Coupled system of linear second order differential equations I desperately need to solve a coupled system of linear second order differential equations of the form:
$$x''+ax'+bx-cy'-dy=0$$
$$y''+ay'+by+cx'+dx=0$$
where both "x" and "y" are functions of time and {a,b,c,d} are constants, I need a method other than that of Laplace transform, any suggestions?
Edit: Is it possible to solve this system by means of "matrix exponential"?
Is there any textbook on differential equations that covers solving this sort of systems?
 A: The most general approach to these problems is to write your system as a four dimensional first order ODE system:
\begin{align}
 x' &= \xi\\
 \xi' &= - b x - a \xi +d y + c \eta\\
 y ' &= \eta\\
 \eta' &= -d x -c \xi -b y -a \eta
\end{align}
which can be written in matrix form
\begin{equation}
\mathbf{x}' = A\, \mathbf{x}
\end{equation}
with
\begin{equation}
 \mathbf{x} = \begin{pmatrix} x \\ \xi \\ y \\ \eta \end{pmatrix}\qquad \text{and} \qquad A = \begin{pmatrix} 0 & 1 & 0 & 0 \\ -b & -a & d & c \\ 0 & 0 & 0 & 1 \\ -d & -c & -b & -a \end{pmatrix}.

§

> _SET OF TASKS_:
(1) In the thread on coupled differential equations, which method does the asker want an alternative to?
(2) Continue the thread on coupled differential equations from the point where it stops.
You can ignore the lines.

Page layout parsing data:
§

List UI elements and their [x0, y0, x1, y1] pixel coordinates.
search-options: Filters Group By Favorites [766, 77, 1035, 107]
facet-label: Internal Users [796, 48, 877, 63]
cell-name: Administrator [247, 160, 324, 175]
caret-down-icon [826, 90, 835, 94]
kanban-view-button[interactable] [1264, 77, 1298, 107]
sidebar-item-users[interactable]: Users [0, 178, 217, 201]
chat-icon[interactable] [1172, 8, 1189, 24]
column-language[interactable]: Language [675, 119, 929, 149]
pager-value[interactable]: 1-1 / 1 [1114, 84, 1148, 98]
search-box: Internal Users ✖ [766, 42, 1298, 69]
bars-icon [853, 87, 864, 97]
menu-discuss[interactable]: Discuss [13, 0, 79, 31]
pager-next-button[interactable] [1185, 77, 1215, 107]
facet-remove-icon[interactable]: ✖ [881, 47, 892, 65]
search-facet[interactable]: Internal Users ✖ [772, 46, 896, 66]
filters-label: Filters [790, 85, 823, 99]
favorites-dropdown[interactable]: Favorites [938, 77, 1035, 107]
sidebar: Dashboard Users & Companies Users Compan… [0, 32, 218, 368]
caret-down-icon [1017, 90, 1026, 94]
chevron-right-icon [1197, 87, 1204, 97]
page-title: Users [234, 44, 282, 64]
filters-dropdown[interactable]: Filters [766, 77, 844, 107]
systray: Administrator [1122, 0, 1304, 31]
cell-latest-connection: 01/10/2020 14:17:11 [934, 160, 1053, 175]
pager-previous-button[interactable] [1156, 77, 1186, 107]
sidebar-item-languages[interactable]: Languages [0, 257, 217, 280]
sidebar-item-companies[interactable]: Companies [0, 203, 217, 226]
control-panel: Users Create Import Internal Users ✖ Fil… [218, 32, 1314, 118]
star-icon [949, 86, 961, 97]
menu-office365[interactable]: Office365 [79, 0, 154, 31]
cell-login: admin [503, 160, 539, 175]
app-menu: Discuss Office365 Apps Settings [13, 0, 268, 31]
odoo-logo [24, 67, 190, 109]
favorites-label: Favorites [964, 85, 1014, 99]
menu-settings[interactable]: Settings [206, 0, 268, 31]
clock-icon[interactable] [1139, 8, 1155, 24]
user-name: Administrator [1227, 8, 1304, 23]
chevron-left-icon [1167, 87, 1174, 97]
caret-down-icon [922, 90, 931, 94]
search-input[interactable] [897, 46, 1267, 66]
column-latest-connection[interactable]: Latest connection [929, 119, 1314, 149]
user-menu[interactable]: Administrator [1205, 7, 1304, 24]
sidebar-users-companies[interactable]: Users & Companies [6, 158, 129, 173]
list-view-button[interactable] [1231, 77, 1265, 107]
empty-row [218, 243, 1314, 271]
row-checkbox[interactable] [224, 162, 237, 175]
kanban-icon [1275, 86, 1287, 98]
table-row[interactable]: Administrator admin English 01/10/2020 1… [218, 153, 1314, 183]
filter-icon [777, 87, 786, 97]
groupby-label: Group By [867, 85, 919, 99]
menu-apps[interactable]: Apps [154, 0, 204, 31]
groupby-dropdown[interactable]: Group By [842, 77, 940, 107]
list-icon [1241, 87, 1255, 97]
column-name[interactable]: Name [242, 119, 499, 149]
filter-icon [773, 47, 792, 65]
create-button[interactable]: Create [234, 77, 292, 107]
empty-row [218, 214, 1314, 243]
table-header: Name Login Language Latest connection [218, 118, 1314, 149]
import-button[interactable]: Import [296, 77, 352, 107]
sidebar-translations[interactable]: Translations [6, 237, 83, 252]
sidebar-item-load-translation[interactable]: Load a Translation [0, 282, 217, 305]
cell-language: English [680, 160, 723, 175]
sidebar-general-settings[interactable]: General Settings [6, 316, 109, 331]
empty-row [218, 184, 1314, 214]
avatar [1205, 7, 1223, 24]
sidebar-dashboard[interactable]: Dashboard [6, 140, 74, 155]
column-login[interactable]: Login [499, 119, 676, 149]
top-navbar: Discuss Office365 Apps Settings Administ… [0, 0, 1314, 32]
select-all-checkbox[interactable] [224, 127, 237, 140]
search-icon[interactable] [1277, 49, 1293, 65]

§

> _ANSWER SET_:
(1) The Laplace transform.

(2)
\end{equation}
Surprisingly, the eigenvalues of this matrix are not particularly hard to find, as are the eigenvectors. The general solution to the above system is then of the form
\begin{equation}
 \mathbf{x}(t) = c_1 e^{\lambda_1 t}\mathbf{x}_1 + c_2 e^{\lambda_2 t}\mathbf{x}_2 + c_3 e^{\lambda_3 t}\mathbf{x}_3 + c_4 e^{\lambda_4 t}\mathbf{x}_4,
\end{equation}
where $\lambda_{1,2,3,4}$ are the eigenvalues of the matrix $A$ and $\mathbf{x}_{1,2,3,4}$ are the associated eigenvectors. The constants $c_{1,2,3,4}$ are determined by the initial conditions.
As for your question for a literature reference: I can't imagine a textbook on differential equations not treating the above approach, so pick your favourite.